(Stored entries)

·····

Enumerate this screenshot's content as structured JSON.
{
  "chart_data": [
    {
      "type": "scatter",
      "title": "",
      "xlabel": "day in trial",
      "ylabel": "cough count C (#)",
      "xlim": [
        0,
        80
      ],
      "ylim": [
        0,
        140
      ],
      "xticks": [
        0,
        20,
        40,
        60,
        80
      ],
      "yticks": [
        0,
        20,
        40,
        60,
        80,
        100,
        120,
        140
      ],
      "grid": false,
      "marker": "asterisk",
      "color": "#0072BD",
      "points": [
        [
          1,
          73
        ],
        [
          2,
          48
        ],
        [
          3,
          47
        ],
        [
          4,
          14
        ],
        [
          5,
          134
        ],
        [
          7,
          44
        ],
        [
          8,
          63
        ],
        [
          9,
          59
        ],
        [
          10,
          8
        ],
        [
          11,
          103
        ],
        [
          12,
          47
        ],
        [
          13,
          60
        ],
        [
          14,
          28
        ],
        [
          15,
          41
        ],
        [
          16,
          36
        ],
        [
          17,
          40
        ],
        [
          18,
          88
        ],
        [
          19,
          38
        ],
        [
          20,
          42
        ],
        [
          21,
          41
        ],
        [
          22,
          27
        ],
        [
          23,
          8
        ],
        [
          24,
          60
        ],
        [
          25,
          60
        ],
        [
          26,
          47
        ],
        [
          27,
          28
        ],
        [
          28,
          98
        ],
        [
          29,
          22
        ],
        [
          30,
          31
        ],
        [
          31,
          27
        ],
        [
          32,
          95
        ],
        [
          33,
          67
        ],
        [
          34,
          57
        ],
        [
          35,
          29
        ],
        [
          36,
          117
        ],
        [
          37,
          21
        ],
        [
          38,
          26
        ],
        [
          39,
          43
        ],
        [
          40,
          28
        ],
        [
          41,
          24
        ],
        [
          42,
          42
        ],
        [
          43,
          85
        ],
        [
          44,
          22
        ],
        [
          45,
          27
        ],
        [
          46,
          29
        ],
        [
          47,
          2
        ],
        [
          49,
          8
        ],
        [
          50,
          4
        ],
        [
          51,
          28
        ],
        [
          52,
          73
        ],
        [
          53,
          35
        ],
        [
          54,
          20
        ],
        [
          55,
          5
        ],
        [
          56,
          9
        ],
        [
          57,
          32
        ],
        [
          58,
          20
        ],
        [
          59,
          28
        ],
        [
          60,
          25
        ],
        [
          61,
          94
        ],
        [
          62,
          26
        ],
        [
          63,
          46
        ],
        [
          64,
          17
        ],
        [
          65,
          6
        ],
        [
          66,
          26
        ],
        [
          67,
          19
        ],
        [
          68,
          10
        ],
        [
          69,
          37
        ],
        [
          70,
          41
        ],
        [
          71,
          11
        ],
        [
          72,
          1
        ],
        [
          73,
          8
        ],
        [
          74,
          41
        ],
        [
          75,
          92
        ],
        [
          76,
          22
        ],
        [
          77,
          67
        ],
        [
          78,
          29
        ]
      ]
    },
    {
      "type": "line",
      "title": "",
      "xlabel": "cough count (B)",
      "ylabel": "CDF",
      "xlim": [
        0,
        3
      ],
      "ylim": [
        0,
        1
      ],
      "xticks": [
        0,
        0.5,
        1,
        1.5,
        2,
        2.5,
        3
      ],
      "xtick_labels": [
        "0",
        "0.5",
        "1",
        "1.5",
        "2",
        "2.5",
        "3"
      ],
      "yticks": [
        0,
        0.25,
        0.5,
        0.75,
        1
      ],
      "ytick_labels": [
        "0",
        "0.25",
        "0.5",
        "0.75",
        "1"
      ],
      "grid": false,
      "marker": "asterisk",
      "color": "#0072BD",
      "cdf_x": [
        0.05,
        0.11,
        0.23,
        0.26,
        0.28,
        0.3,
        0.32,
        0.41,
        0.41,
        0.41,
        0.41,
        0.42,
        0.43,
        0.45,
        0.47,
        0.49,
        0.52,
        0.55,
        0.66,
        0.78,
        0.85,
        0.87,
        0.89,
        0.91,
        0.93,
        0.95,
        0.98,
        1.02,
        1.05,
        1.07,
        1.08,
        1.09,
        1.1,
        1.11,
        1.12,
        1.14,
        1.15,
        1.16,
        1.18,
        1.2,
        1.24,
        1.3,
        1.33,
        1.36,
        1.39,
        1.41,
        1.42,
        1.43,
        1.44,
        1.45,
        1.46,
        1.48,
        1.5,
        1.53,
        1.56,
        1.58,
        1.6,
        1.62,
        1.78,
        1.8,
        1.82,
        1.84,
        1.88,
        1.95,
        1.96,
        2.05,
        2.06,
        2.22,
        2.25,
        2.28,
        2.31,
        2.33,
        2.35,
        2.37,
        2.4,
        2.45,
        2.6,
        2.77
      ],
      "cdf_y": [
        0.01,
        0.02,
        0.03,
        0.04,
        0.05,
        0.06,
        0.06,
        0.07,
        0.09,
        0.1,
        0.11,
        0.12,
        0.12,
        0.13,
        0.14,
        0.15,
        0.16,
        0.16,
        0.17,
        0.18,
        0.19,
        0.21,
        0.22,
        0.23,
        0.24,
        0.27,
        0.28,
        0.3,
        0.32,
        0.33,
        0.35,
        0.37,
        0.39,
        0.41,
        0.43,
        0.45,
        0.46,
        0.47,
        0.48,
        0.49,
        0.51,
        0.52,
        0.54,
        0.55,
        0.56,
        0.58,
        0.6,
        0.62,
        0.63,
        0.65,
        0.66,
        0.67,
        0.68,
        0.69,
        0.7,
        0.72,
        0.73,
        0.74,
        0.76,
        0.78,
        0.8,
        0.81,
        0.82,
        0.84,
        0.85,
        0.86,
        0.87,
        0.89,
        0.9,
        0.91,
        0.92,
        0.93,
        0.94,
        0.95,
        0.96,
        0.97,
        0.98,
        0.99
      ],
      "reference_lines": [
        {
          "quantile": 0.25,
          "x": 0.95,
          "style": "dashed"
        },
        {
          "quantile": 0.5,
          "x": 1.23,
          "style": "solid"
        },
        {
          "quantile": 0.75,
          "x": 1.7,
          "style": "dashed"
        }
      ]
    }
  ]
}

·····

Short problem: Repeat the material in full, exactly as it stands.

Solution:
Enumerate this screenshot's content as structured JSON.
{
  "chart_data": [
    {
      "type": "scatter",
      "title": "",
      "xlabel": "day in trial",
      "ylabel": "cough count C (#)",
      "xlim": [
        0,
        80
      ],
      "ylim": [
        0,
        140
      ],
      "xticks": [
        0,
        20,
        40,
        60,
        80
      ],
      "yticks": [
        0,
        20,
        40,
        60,
        80,
        100,
        120,
        140
      ],
      "grid": false,
      "marker": "asterisk",
      "color": "#0072BD",
      "points": [
        [
          1,
          73
        ],
        [
          2,
          48
        ],
        [
          3,
          47
        ],
        [
          4,
          14
        ],
        [
          5,
          134
        ],
        [
          7,
          44
        ],
        [
          8,
          63
        ],
        [
          9,
          59
        ],
        [
          10,
          8
        ],
        [
          11,
          103
        ],
        [
          12,
          47
        ],
        [
          13,
          60
        ],
        [
          14,
          28
        ],
        [
          15,
          41
        ],
        [
          16,
          36
        ],
        [
          17,
          40
        ],
        [
          18,
          88
        ],
        [
          19,
          38
        ],
        [
          20,
          42
        ],
        [
          21,
          41
        ],
        [
          22,
          27
        ],
        [
          23,
          8
        ],
        [
          24,
          60
        ],
        [
          25,
          60
        ],
        [
          26,
          47
        ],
        [
          27,
          28
        ],
        [
          28,
          98
        ],
        [
          29,
          22
        ],
        [
          30,
          31
        ],
        [
          31,
          27
        ],
        [
          32,
          95
        ],
        [
          33,
          67
        ],
        [
          34,
          57
        ],
        [
          35,
          29
        ],
        [
          36,
          117
        ],
        [
          37,
          21
        ],
        [
          38,
          26
        ],
        [
          39,
          43
        ],
        [
          40,
          28
        ],
        [
          41,
          24
        ],
        [
          42,
          42
        ],
        [
          43,
          85
        ],
        [
          44,
          22
        ],
        [
          45,
          27
        ],
        [
          46,
          29
        ],
        [
          47,
          2
        ],
        [
          49,
          8
        ],
        [
          50,
          4
        ],
        [
          51,
          28
        ],
        [
          52,
          73
        ],
        [
          53,
          35
        ],
        [
          54,
          20
        ],
        [
          55,
          5
        ],
        [
          56,
          9
        ],
        [
          57,
          32
        ],
        [
          58,
          20
        ],
        [
          59,
          28
        ],
        [
          60,
          25
        ],
        [
          61,
          94
        ],
        [
          62,
          26
        ],
        [
          63,
          46
        ],
        [
          64,
          17
        ],
        [
          65,
          6
        ],
        [
          66,
          26
        ],
        [
          67,
          19
        ],
        [
          68,
          10
        ],
        [
          69,
          37
        ],
        [
          70,
          41
        ],
        [
          71,
          11
        ],
        [
          72,
          1
        ],
        [
          73,
          8
        ],
        [
          74,
          41
        ],
        [
          75,
          92
        ],
        [
          76,
          22
        ],
        [
          77,
          67
        ],
        [
          78,
          29
        ]
      ]
    },
    {
      "type": "line",
      "title": "",
      "xlabel": "cough count (B)",
      "ylabel": "CDF",
      "xlim": [
        0,
        3
      ],
      "ylim": [
        0,
        1
      ],
      "xticks": [
        0,
        0.5,
        1,
        1.5,
        2,
        2.5,
        3
      ],
      "xtick_labels": [
        "0",
        "0.5",
        "1",
        "1.5",
        "2",
        "2.5",
        "3"
      ],
      "yticks": [
        0,
        0.25,
        0.5,
        0.75,
        1
      ],
      "ytick_labels": [
        "0",
        "0.25",
        "0.5",
        "0.75",
        "1"
      ],
      "grid": false,
      "marker": "asterisk",
      "color": "#0072BD",
      "cdf_x": [
        0.05,
        0.11,
        0.23,
        0.26,
        0.28,
        0.3,
        0.32,
        0.41,
        0.41,
        0.41,
        0.41,
        0.42,
        0.43,
        0.45,
        0.47,
        0.49,
        0.52,
        0.55,
        0.66,
        0.78,
        0.85,
        0.87,
        0.89,
        0.91,
        0.93,
        0.95,
        0.98,
        1.02,
        1.05,
        1.07,
        1.08,
        1.09,
        1.1,
        1.11,
        1.12,
        1.14,
        1.15,
        1.16,
        1.18,
        1.2,
        1.24,
        1.3,
        1.33,
        1.36,
        1.39,
        1.41,
        1.42,
        1.43,
        1.44,
        1.45,
        1.46,
        1.48,
        1.5,
        1.53,
        1.56,
        1.58,
        1.6,
        1.62,
        1.78,
        1.8,
        1.82,
        1.84,
        1.88,
        1.95,
        1.96,
        2.05,
        2.06,
        2.22,
        2.25,
        2.28,
        2.31,
        2.33,
        2.35,
        2.37,
        2.4,
        2.45,
        2.6,
        2.77
      ],
      "cdf_y": [
        0.01,
        0.02,
        0.03,
        0.04,
        0.05,
        0.06,
        0.06,
        0.07,
        0.09,
        0.1,
        0.11,
        0.12,
        0.12,
        0.13,
        0.14,
        0.15,
        0.16,
        0.16,
        0.17,
        0.18,
        0.19,
        0.21,
        0.22,
        0.23,
        0.24,
        0.27,
        0.28,
        0.3,
        0.32,
        0.33,
        0.35,
        0.37,
        0.39,
        0.41,
        0.43,
        0.45,
        0.46,
        0.47,
        0.48,
        0.49,
        0.51,
        0.52,
        0.54,
        0.55,
        0.56,
        0.58,
        0.6,
        0.62,
        0.63,
        0.65,
        0.66,
        0.67,
        0.68,
        0.69,
        0.7,
        0.72,
        0.73,
        0.74,
        0.76,
        0.78,
        0.8,
        0.81,
        0.82,
        0.84,
        0.85,
        0.86,
        0.87,
        0.89,
        0.9,
        0.91,
        0.92,
        0.93,
        0.94,
        0.95,
        0.96,
        0.97,
        0.98,
        0.99
      ],
      "reference_lines": [
        {
          "quantile": 0.25,
          "x": 0.95,
          "style": "dashed"
        },
        {
          "quantile": 0.5,
          "x": 1.23,
          "style": "solid"
        },
        {
          "quantile": 0.75,
          "x": 1.7,
          "style": "dashed"
        }
      ]
    }
  ]
}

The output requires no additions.